Collected data
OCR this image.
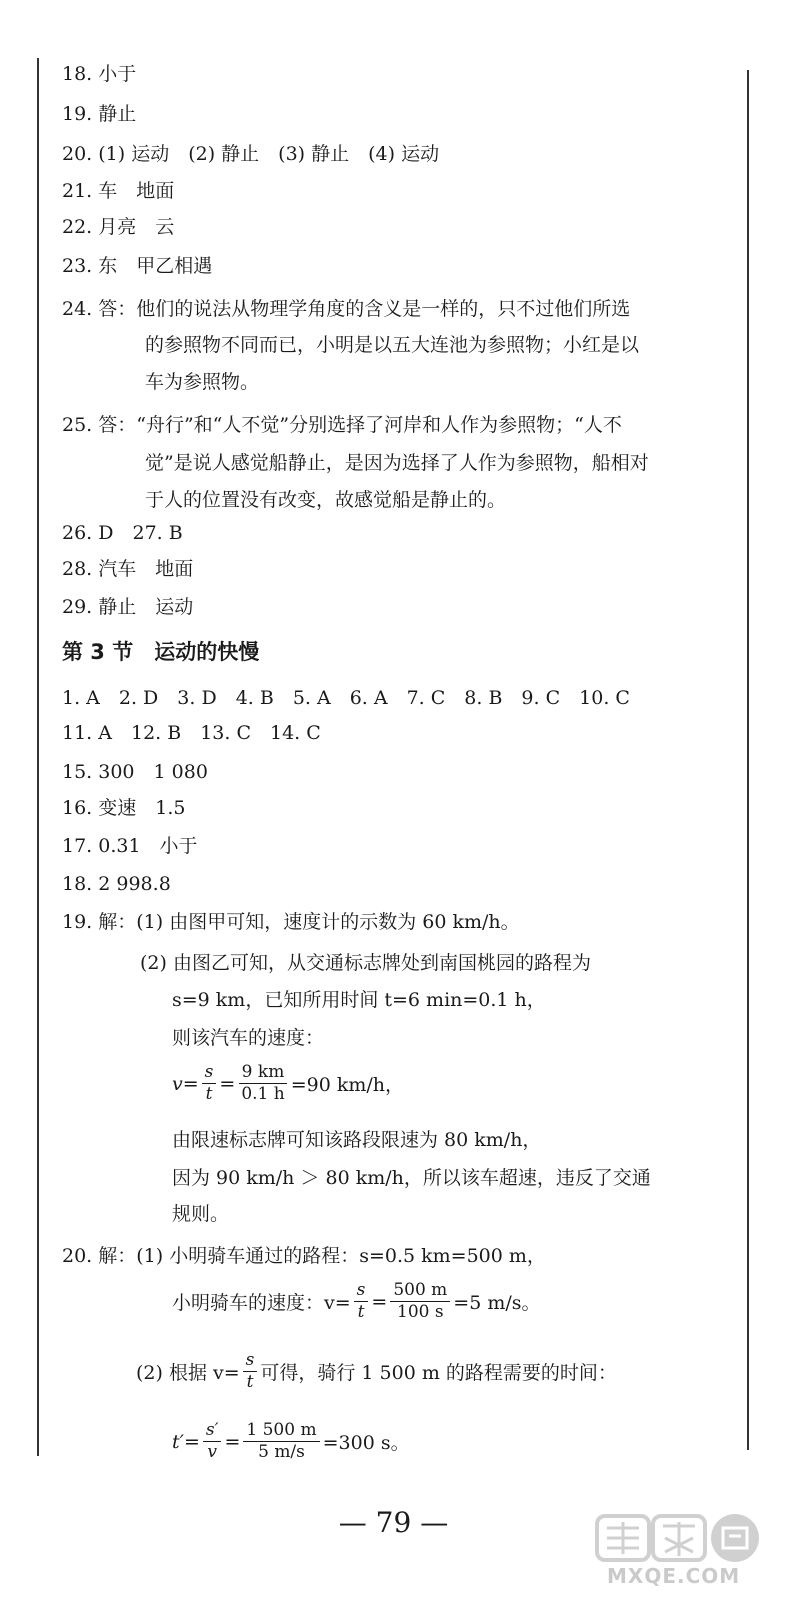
18. 小于
19. 静止
20. (1) 运动　(2) 静止　(3) 静止　(4) 运动
21. 车　地面
22. 月亮　云
23. 东　甲乙相遇
24. 答：他们的说法从物理学角度的含义是一样的，只不过他们所选
的参照物不同而已，小明是以五大连池为参照物；小红是以
车为参照物。
25. 答：“舟行”和“人不觉”分别选择了河岸和人作为参照物；“人不
觉”是说人感觉船静止，是因为选择了人作为参照物，船相对
于人的位置没有改变，故感觉船是静止的。
26. D　27. B
28. 汽车　地面
29. 静止　运动
第 3 节　运动的快慢
1. A　2. D　3. D　4. B　5. A　6. A　7. C　8. B　9. C　10. C
11. A　12. B　13. C　14. C
15. 300　1 080
16. 变速　1.5
17. 0.31　小于
18. 2 998.8
19. 解：(1) 由图甲可知，速度计的示数为 60 km/h。
(2) 由图乙可知，从交通标志牌处到南国桃园的路程为
s=9 km，已知所用时间 t=6 min=0.1 h，
则该汽车的速度：
$v= \frac{s}{t} = \frac{9 km}{0.1 h} =90$ km/h，
由限速标志牌可知该路段限速为 80 km/h，
因为 90 km/h ＞ 80 km/h，所以该车超速，违反了交通
规则。
20. 解：(1) 小明骑车通过的路程：s=0.5 km=500 m，
小明骑车的速度：$v= \frac{s}{t} = \frac{500 m}{100 s} =5$ m/s。
(2) 根据 $v= \frac{s}{t}$ 可得，骑行 1 500 m 的路程需要的时间：
$t'= \frac{s'}{v} = \frac{1 500 m}{5 m/s} =300$ s。
— 79 —
MXQE.COM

*EXERCISE AIM*
Pictures in the records above are left out; print everything else exactly as written.

*IN RESPONSE*
OCR this image.
18. 小于
19. 静止
20. (1) 运动　(2) 静止　(3) 静止　(4) 运动
21. 车　地面
22. 月亮　云
23. 东　甲乙相遇
24. 答：他们的说法从物理学角度的含义是一样的，只不过他们所选
的参照物不同而已，小明是以五大连池为参照物；小红是以
车为参照物。
25. 答：“舟行”和“人不觉”分别选择了河岸和人作为参照物；“人不
觉”是说人感觉船静止，是因为选择了人作为参照物，船相对
于人的位置没有改变，故感觉船是静止的。
26. D　27. B
28. 汽车　地面
29. 静止　运动
第 3 节　运动的快慢
1. A　2. D　3. D　4. B　5. A　6. A　7. C　8. B　9. C　10. C
11. A　12. B　13. C　14. C
15. 300　1 080
16. 变速　1.5
17. 0.31　小于
18. 2 998.8
19. 解：(1) 由图甲可知，速度计的示数为 60 km/h。
(2) 由图乙可知，从交通标志牌处到南国桃园的路程为
s=9 km，已知所用时间 t=6 min=0.1 h，
则该汽车的速度：
$v= \frac{s}{t} = \frac{9 km}{0.1 h} =90$ km/h，
由限速标志牌可知该路段限速为 80 km/h，
因为 90 km/h ＞ 80 km/h，所以该车超速，违反了交通
规则。
20. 解：(1) 小明骑车通过的路程：s=0.5 km=500 m，
小明骑车的速度：$v= \frac{s}{t} = \frac{500 m}{100 s} =5$ m/s。
(2) 根据 $v= \frac{s}{t}$ 可得，骑行 1 500 m 的路程需要的时间：
$t'= \frac{s'}{v} = \frac{1 500 m}{5 m/s} =300$ s。
— 79 —
MXQE.COM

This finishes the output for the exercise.